■ Input material:
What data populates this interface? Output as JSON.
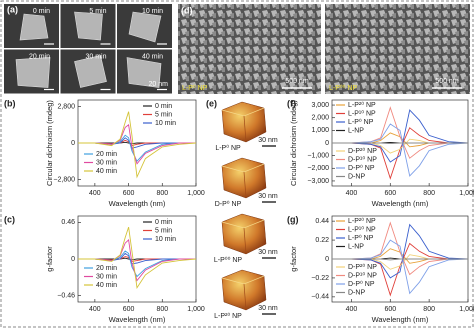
{
  "images": {
    "a": {
      "label": "(a)",
      "times": [
        "0 min",
        "5 min",
        "10 min",
        "20 min",
        "30 min",
        "40 min"
      ],
      "scale": "20 nm"
    },
    "d": {
      "label": "(d)",
      "names": [
        "L-P⁰ NP",
        "L-P⁰⁰ NP"
      ],
      "scale": "500 nm"
    },
    "e": {
      "label": "(e)",
      "names": [
        "L-P⁰ NP",
        "D-P⁰ NP",
        "L-P⁰⁰ NP",
        "L-P²⁰ NP"
      ],
      "scale": "30 nm"
    }
  },
  "chart_data": [
    {
      "type": "line",
      "label": "(b)",
      "ylabel": "Circular dichroism (mdeg)",
      "xlabel": "Wavelength (nm)",
      "x": [
        300,
        400,
        500,
        550,
        580,
        600,
        620,
        650,
        700,
        800,
        900,
        1000
      ],
      "series": [
        {
          "name": "0 min",
          "color": "#222222",
          "values": [
            0,
            0,
            0,
            0,
            50,
            0,
            -50,
            0,
            0,
            0,
            0,
            0
          ]
        },
        {
          "name": "5 min",
          "color": "#e0403a",
          "values": [
            0,
            0,
            -50,
            0,
            200,
            100,
            -200,
            -100,
            0,
            0,
            0,
            0
          ]
        },
        {
          "name": "10 min",
          "color": "#3a5fcd",
          "values": [
            0,
            0,
            -100,
            0,
            400,
            200,
            -400,
            -300,
            -100,
            0,
            0,
            0
          ]
        },
        {
          "name": "20 min",
          "color": "#3fa0e0",
          "values": [
            0,
            0,
            -100,
            100,
            600,
            400,
            -600,
            -1400,
            -700,
            -100,
            0,
            0
          ]
        },
        {
          "name": "30 min",
          "color": "#e04aa0",
          "values": [
            0,
            0,
            -100,
            200,
            1200,
            1400,
            -300,
            -1600,
            -800,
            -200,
            0,
            0
          ]
        },
        {
          "name": "40 min",
          "color": "#d4c43a",
          "values": [
            0,
            0,
            -200,
            300,
            1600,
            2400,
            600,
            -2600,
            -1200,
            -300,
            -100,
            0
          ]
        }
      ],
      "xlim": [
        300,
        1000
      ],
      "ylim": [
        -3300,
        3300
      ],
      "xticks": [
        400,
        600,
        800,
        {
          "value": 1000,
          "label": "1,000"
        }
      ],
      "yticks": [
        {
          "value": 2800,
          "label": "2,800"
        },
        0,
        {
          "value": -2800,
          "label": "−2,800"
        }
      ]
    },
    {
      "type": "line",
      "label": "(c)",
      "ylabel": "g-factor",
      "xlabel": "Wavelength (nm)",
      "x": [
        300,
        400,
        500,
        550,
        580,
        600,
        620,
        650,
        700,
        800,
        900,
        1000
      ],
      "series": [
        {
          "name": "0 min",
          "color": "#222222",
          "values": [
            0,
            0,
            0,
            0,
            0.01,
            0,
            -0.01,
            0,
            0,
            0,
            0,
            0
          ]
        },
        {
          "name": "5 min",
          "color": "#e0403a",
          "values": [
            0,
            0,
            -0.01,
            0,
            0.03,
            0.02,
            -0.03,
            -0.02,
            0,
            0,
            0,
            0
          ]
        },
        {
          "name": "10 min",
          "color": "#3a5fcd",
          "values": [
            0,
            0,
            -0.02,
            0,
            0.07,
            0.04,
            -0.06,
            -0.05,
            -0.02,
            0,
            0,
            0
          ]
        },
        {
          "name": "20 min",
          "color": "#3fa0e0",
          "values": [
            0,
            0,
            -0.02,
            0.02,
            0.1,
            0.07,
            -0.1,
            -0.22,
            -0.12,
            -0.02,
            0,
            0
          ]
        },
        {
          "name": "30 min",
          "color": "#e04aa0",
          "values": [
            0,
            0,
            -0.02,
            0.04,
            0.2,
            0.24,
            -0.05,
            -0.27,
            -0.14,
            -0.03,
            0,
            0
          ]
        },
        {
          "name": "40 min",
          "color": "#d4c43a",
          "values": [
            0,
            0,
            -0.03,
            0.05,
            0.27,
            0.4,
            0.1,
            -0.36,
            -0.2,
            -0.05,
            -0.02,
            0
          ]
        }
      ],
      "xlim": [
        300,
        1000
      ],
      "ylim": [
        -0.54,
        0.54
      ],
      "xticks": [
        400,
        600,
        800,
        {
          "value": 1000,
          "label": "1,000"
        }
      ],
      "yticks": [
        0.46,
        0,
        {
          "value": -0.46,
          "label": "−0.46"
        }
      ]
    },
    {
      "type": "line",
      "label": "(f)",
      "ylabel": "Circular dichroism (mdeg)",
      "xlabel": "Wavelength (nm)",
      "x": [
        300,
        400,
        500,
        550,
        600,
        650,
        700,
        750,
        800,
        900,
        1000
      ],
      "series": [
        {
          "name": "L-P²⁰ NP",
          "color": "#e8a23a",
          "values": [
            0,
            0,
            0,
            200,
            800,
            500,
            -300,
            -200,
            0,
            0,
            0
          ]
        },
        {
          "name": "L-P¹⁰ NP",
          "color": "#e0403a",
          "values": [
            0,
            0,
            -100,
            -400,
            -2800,
            -500,
            1200,
            600,
            200,
            0,
            0
          ]
        },
        {
          "name": "L-P⁰ NP",
          "color": "#3a5fcd",
          "values": [
            0,
            0,
            -100,
            -300,
            -1500,
            -1000,
            2600,
            1800,
            600,
            100,
            0
          ]
        },
        {
          "name": "L-NP",
          "color": "#222222",
          "values": [
            0,
            0,
            0,
            0,
            50,
            0,
            0,
            0,
            0,
            0,
            0
          ]
        },
        {
          "name": "D-P²⁰ NP",
          "color": "#f2d27a",
          "values": [
            0,
            0,
            0,
            -200,
            -800,
            -500,
            300,
            200,
            0,
            0,
            0
          ]
        },
        {
          "name": "D-P¹⁰ NP",
          "color": "#f08a80",
          "values": [
            0,
            0,
            100,
            400,
            2800,
            500,
            -1200,
            -600,
            -200,
            0,
            0
          ]
        },
        {
          "name": "D-P⁰ NP",
          "color": "#7fa0e8",
          "values": [
            0,
            0,
            100,
            300,
            1500,
            1000,
            -2600,
            -1800,
            -600,
            -100,
            0
          ]
        },
        {
          "name": "D-NP",
          "color": "#888888",
          "values": [
            0,
            0,
            0,
            0,
            -50,
            0,
            0,
            0,
            0,
            0,
            0
          ]
        }
      ],
      "xlim": [
        300,
        1000
      ],
      "ylim": [
        -3400,
        3400
      ],
      "xticks": [
        400,
        600,
        800,
        {
          "value": 1000,
          "label": "1,000"
        }
      ],
      "yticks": [
        {
          "value": 3000,
          "label": "3,000"
        },
        {
          "value": 2000,
          "label": "2,000"
        },
        {
          "value": 1000,
          "label": "1,000"
        },
        0,
        {
          "value": -1000,
          "label": "−1,000"
        },
        {
          "value": -2000,
          "label": "−2,000"
        },
        {
          "value": -3000,
          "label": "−3,000"
        }
      ]
    },
    {
      "type": "line",
      "label": "(g)",
      "ylabel": "g-factor",
      "xlabel": "Wavelength (nm)",
      "x": [
        300,
        400,
        500,
        550,
        600,
        650,
        700,
        750,
        800,
        900,
        1000
      ],
      "series": [
        {
          "name": "L-P²⁰ NP",
          "color": "#e8a23a",
          "values": [
            0,
            0,
            0,
            0.03,
            0.12,
            0.08,
            -0.05,
            -0.03,
            0,
            0,
            0
          ]
        },
        {
          "name": "L-P¹⁰ NP",
          "color": "#e0403a",
          "values": [
            0,
            0,
            -0.01,
            -0.06,
            -0.42,
            -0.08,
            0.18,
            0.09,
            0.03,
            0,
            0
          ]
        },
        {
          "name": "L-P⁰ NP",
          "color": "#3a5fcd",
          "values": [
            0,
            0,
            -0.01,
            -0.05,
            -0.22,
            -0.15,
            0.4,
            0.27,
            0.09,
            0.01,
            0
          ]
        },
        {
          "name": "L-NP",
          "color": "#222222",
          "values": [
            0,
            0,
            0,
            0,
            0.01,
            0,
            0,
            0,
            0,
            0,
            0
          ]
        },
        {
          "name": "D-P²⁰ NP",
          "color": "#f2d27a",
          "values": [
            0,
            0,
            0,
            -0.03,
            -0.12,
            -0.08,
            0.05,
            0.03,
            0,
            0,
            0
          ]
        },
        {
          "name": "D-P¹⁰ NP",
          "color": "#f08a80",
          "values": [
            0,
            0,
            0.01,
            0.06,
            0.42,
            0.08,
            -0.18,
            -0.09,
            -0.03,
            0,
            0
          ]
        },
        {
          "name": "D-P⁰ NP",
          "color": "#7fa0e8",
          "values": [
            0,
            0,
            0.01,
            0.05,
            0.22,
            0.15,
            -0.4,
            -0.27,
            -0.09,
            -0.01,
            0
          ]
        },
        {
          "name": "D-NP",
          "color": "#888888",
          "values": [
            0,
            0,
            0,
            0,
            -0.01,
            0,
            0,
            0,
            0,
            0,
            0
          ]
        }
      ],
      "xlim": [
        300,
        1000
      ],
      "ylim": [
        -0.5,
        0.5
      ],
      "xticks": [
        400,
        600,
        800,
        {
          "value": 1000,
          "label": "1,000"
        }
      ],
      "yticks": [
        0.44,
        0.22,
        0,
        {
          "value": -0.22,
          "label": "−0.22"
        },
        {
          "value": -0.44,
          "label": "−0.44"
        }
      ]
    }
  ]
}
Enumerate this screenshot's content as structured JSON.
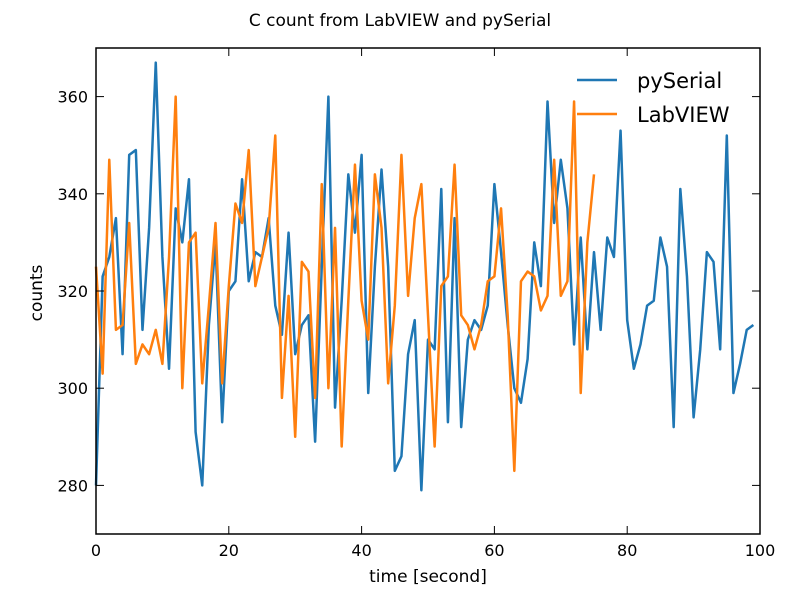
{
  "chart_data": {
    "type": "line",
    "title": "C count from LabVIEW and pySerial",
    "xlabel": "time [second]",
    "ylabel": "counts",
    "xlim": [
      0,
      100
    ],
    "ylim": [
      270,
      370
    ],
    "xticks": [
      0,
      20,
      40,
      60,
      80,
      100
    ],
    "yticks": [
      280,
      300,
      320,
      340,
      360
    ],
    "grid": false,
    "legend": "top-right",
    "series": [
      {
        "name": "pySerial",
        "color": "#1f77b4",
        "x": [
          0,
          1,
          2,
          3,
          4,
          5,
          6,
          7,
          8,
          9,
          10,
          11,
          12,
          13,
          14,
          15,
          16,
          17,
          18,
          19,
          20,
          21,
          22,
          23,
          24,
          25,
          26,
          27,
          28,
          29,
          30,
          31,
          32,
          33,
          34,
          35,
          36,
          37,
          38,
          39,
          40,
          41,
          42,
          43,
          44,
          45,
          46,
          47,
          48,
          49,
          50,
          51,
          52,
          53,
          54,
          55,
          56,
          57,
          58,
          59,
          60,
          61,
          62,
          63,
          64,
          65,
          66,
          67,
          68,
          69,
          70,
          71,
          72,
          73,
          74,
          75,
          76,
          77,
          78,
          79,
          80,
          81,
          82,
          83,
          84,
          85,
          86,
          87,
          88,
          89,
          90,
          91,
          92,
          93,
          94,
          95,
          96,
          97,
          98,
          99
        ],
        "values": [
          280,
          323,
          327,
          335,
          307,
          348,
          349,
          312,
          333,
          367,
          327,
          304,
          337,
          330,
          343,
          291,
          280,
          313,
          330,
          293,
          320,
          322,
          343,
          322,
          328,
          327,
          335,
          317,
          311,
          332,
          307,
          313,
          315,
          289,
          325,
          360,
          296,
          318,
          344,
          332,
          348,
          299,
          325,
          345,
          325,
          283,
          286,
          307,
          314,
          279,
          310,
          308,
          341,
          293,
          335,
          292,
          310,
          314,
          312,
          317,
          342,
          328,
          313,
          300,
          297,
          306,
          330,
          321,
          359,
          334,
          347,
          337,
          309,
          331,
          308,
          328,
          312,
          331,
          327,
          353,
          314,
          304,
          309,
          317,
          318,
          331,
          325,
          292,
          341,
          323,
          294,
          308,
          328,
          326,
          308,
          352,
          299,
          305,
          312,
          313
        ]
      },
      {
        "name": "LabVIEW",
        "color": "#ff7f0e",
        "x": [
          0,
          1,
          2,
          3,
          4,
          5,
          6,
          7,
          8,
          9,
          10,
          11,
          12,
          13,
          14,
          15,
          16,
          17,
          18,
          19,
          20,
          21,
          22,
          23,
          24,
          25,
          26,
          27,
          28,
          29,
          30,
          31,
          32,
          33,
          34,
          35,
          36,
          37,
          38,
          39,
          40,
          41,
          42,
          43,
          44,
          45,
          46,
          47,
          48,
          49,
          50,
          51,
          52,
          53,
          54,
          55,
          56,
          57,
          58,
          59,
          60,
          61,
          62,
          63,
          64,
          65,
          66,
          67,
          68,
          69,
          70,
          71,
          72,
          73,
          74,
          75
        ],
        "values": [
          325,
          303,
          347,
          312,
          313,
          334,
          305,
          309,
          307,
          312,
          305,
          327,
          360,
          300,
          330,
          332,
          301,
          317,
          334,
          301,
          321,
          338,
          334,
          349,
          321,
          327,
          333,
          352,
          298,
          319,
          290,
          326,
          324,
          298,
          342,
          300,
          333,
          288,
          318,
          346,
          318,
          310,
          344,
          333,
          301,
          317,
          348,
          319,
          335,
          342,
          315,
          288,
          321,
          323,
          346,
          315,
          313,
          308,
          313,
          322,
          323,
          337,
          315,
          283,
          322,
          324,
          323,
          316,
          319,
          347,
          319,
          322,
          359,
          299,
          330,
          344
        ]
      }
    ]
  }
}
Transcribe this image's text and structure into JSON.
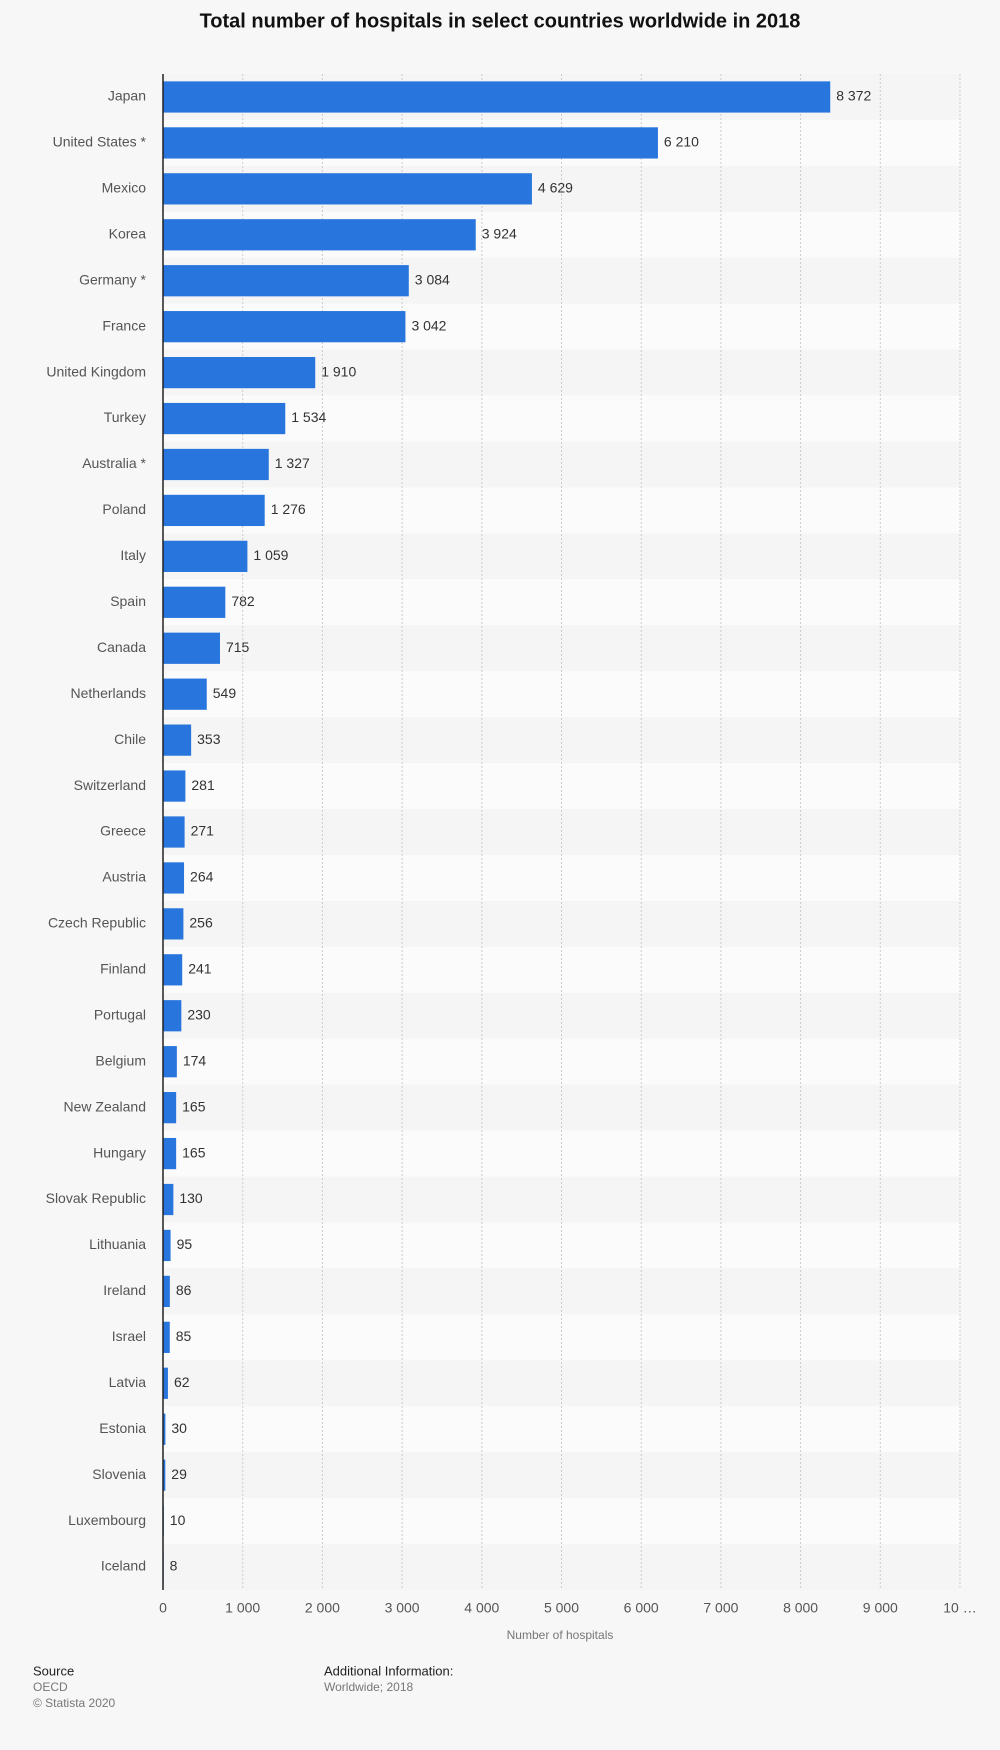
{
  "chart_data": {
    "type": "bar",
    "orientation": "horizontal",
    "title": "Total number of hospitals in select countries worldwide in 2018",
    "categories": [
      "Japan",
      "United States *",
      "Mexico",
      "Korea",
      "Germany *",
      "France",
      "United Kingdom",
      "Turkey",
      "Australia *",
      "Poland",
      "Italy",
      "Spain",
      "Canada",
      "Netherlands",
      "Chile",
      "Switzerland",
      "Greece",
      "Austria",
      "Czech Republic",
      "Finland",
      "Portugal",
      "Belgium",
      "New Zealand",
      "Hungary",
      "Slovak Republic",
      "Lithuania",
      "Ireland",
      "Israel",
      "Latvia",
      "Estonia",
      "Slovenia",
      "Luxembourg",
      "Iceland"
    ],
    "values": [
      8372,
      6210,
      4629,
      3924,
      3084,
      3042,
      1910,
      1534,
      1327,
      1276,
      1059,
      782,
      715,
      549,
      353,
      281,
      271,
      264,
      256,
      241,
      230,
      174,
      165,
      165,
      130,
      95,
      86,
      85,
      62,
      30,
      29,
      10,
      8
    ],
    "value_labels": [
      "8 372",
      "6 210",
      "4 629",
      "3 924",
      "3 084",
      "3 042",
      "1 910",
      "1 534",
      "1 327",
      "1 276",
      "1 059",
      "782",
      "715",
      "549",
      "353",
      "281",
      "271",
      "264",
      "256",
      "241",
      "230",
      "174",
      "165",
      "165",
      "130",
      "95",
      "86",
      "85",
      "62",
      "30",
      "29",
      "10",
      "8"
    ],
    "color": "#2876dd",
    "xlim": [
      0,
      10000
    ],
    "xticks": [
      0,
      {
        "value": 1000,
        "label": "1 000"
      },
      {
        "value": 2000,
        "label": "2 000"
      },
      {
        "value": 3000,
        "label": "3 000"
      },
      {
        "value": 4000,
        "label": "4 000"
      },
      {
        "value": 5000,
        "label": "5 000"
      },
      {
        "value": 6000,
        "label": "6 000"
      },
      {
        "value": 7000,
        "label": "7 000"
      },
      {
        "value": 8000,
        "label": "8 000"
      },
      {
        "value": 9000,
        "label": "9 000"
      },
      {
        "value": 10000,
        "label": "10 …"
      }
    ],
    "x_label": "Number of hospitals",
    "grid": true,
    "source_label": "Source",
    "source": "OECD",
    "copyright": "© Statista 2020",
    "additional_info_label": "Additional Information:",
    "additional_info": "Worldwide; 2018"
  }
}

■ Task requirements:
Gather from the entries above all lines that include the string "pySerial".

■ Problem solution:
    "title": "C count from LabVIEW and pySerial",
        "name": "pySerial",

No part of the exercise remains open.